■ **Dataset items**:

━━━━

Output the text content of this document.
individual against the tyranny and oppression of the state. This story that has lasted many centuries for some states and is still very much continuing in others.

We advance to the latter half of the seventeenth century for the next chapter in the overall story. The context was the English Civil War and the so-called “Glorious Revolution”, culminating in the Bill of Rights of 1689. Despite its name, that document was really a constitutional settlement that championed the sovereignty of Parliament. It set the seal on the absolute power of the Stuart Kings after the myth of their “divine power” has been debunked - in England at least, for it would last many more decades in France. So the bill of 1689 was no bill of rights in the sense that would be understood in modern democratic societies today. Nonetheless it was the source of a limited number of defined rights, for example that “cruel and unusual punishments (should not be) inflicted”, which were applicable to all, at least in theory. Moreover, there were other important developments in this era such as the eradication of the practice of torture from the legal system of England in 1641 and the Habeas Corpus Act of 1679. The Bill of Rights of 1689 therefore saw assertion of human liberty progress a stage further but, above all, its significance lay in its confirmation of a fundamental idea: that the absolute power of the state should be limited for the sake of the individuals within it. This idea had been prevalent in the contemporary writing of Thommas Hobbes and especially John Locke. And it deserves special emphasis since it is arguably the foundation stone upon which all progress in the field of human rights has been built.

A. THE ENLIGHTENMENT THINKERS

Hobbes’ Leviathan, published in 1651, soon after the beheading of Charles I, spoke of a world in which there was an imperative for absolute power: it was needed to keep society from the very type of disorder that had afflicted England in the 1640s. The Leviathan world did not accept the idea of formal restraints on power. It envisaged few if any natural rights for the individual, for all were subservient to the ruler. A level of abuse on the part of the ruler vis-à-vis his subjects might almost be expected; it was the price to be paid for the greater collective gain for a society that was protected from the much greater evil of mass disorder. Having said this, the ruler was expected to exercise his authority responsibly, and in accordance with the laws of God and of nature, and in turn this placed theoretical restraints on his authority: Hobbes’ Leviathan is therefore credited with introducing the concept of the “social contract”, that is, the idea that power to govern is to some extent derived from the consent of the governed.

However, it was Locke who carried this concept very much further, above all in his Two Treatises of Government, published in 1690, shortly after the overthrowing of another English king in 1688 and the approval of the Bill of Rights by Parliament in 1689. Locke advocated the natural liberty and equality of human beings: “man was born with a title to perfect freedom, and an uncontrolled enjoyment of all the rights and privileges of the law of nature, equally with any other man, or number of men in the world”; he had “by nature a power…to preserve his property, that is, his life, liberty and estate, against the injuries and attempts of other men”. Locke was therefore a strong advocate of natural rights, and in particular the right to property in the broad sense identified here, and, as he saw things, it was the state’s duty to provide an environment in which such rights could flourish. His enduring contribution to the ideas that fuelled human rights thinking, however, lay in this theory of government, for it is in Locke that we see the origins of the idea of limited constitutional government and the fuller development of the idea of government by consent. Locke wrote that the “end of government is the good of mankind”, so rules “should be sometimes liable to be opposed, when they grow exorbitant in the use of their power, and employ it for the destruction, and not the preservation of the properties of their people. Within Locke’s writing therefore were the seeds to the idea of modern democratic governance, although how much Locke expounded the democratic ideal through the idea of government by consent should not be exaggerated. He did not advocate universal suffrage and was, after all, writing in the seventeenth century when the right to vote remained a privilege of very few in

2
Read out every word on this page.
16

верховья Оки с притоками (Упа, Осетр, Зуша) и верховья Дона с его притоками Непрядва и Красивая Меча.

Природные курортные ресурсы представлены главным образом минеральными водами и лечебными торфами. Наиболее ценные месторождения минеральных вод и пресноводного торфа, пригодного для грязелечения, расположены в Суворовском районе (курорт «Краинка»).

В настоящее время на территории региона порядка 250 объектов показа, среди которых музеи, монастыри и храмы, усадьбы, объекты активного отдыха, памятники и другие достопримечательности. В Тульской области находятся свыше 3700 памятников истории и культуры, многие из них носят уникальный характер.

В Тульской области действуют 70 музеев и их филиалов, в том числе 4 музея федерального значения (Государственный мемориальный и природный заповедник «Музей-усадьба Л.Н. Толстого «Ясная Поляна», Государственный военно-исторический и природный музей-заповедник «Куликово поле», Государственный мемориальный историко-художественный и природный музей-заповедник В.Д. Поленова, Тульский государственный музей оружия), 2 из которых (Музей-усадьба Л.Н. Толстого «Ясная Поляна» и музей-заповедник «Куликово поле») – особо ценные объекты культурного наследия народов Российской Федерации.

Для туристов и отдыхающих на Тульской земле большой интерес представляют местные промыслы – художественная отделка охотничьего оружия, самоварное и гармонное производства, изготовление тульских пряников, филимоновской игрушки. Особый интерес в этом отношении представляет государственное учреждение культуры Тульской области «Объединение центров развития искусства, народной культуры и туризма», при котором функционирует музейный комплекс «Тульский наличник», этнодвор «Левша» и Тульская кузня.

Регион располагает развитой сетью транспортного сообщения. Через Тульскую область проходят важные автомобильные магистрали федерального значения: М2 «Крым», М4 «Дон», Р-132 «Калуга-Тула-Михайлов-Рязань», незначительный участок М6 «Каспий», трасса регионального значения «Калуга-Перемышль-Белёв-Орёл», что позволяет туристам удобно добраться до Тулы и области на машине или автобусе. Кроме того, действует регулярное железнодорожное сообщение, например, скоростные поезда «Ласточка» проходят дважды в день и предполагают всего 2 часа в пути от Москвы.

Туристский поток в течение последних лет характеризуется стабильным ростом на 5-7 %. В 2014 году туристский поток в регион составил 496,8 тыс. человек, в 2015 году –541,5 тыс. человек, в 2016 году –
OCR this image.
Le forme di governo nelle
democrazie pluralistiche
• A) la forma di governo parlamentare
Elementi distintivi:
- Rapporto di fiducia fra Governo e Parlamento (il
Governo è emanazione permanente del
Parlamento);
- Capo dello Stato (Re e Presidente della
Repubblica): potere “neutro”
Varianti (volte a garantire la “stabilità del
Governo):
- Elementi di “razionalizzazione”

━━━━

■ **Objective**: Take each line containing the string "значения" and copy it out.

■ **Output for this exercise**:
В Тульской области действуют 70 музеев и их филиалов, в том числе 4 музея федерального значения (Государственный мемориальный и природный заповедник «Музей-усадьба Л.Н. Толстого «Ясная Поляна», Государственный военно-исторический и природный музей-заповедник «Куликово поле», Государственный мемориальный историко-художественный и природный музей-заповедник В.Д. Поленова, Тульский государственный музей оружия), 2 из которых (Музей-усадьба Л.Н. Толстого «Ясная Поляна» и музей-заповедник «Куликово поле») – особо ценные объекты культурного наследия народов Российской Федерации.
Регион располагает развитой сетью транспортного сообщения. Через Тульскую область проходят важные автомобильные магистрали федерального значения: М2 «Крым», М4 «Дон», Р-132 «Калуга-Тула-Михайлов-Рязань», незначительный участок М6 «Каспий», трасса регионального значения «Калуга-Перемышль-Белёв-Орёл», что позволяет туристам удобно добраться до Тулы и области на машине или автобусе. Кроме того, действует регулярное железнодорожное сообщение, например, скоростные поезда «Ласточка» проходят дважды в день и предполагают всего 2 часа в пути от Москвы.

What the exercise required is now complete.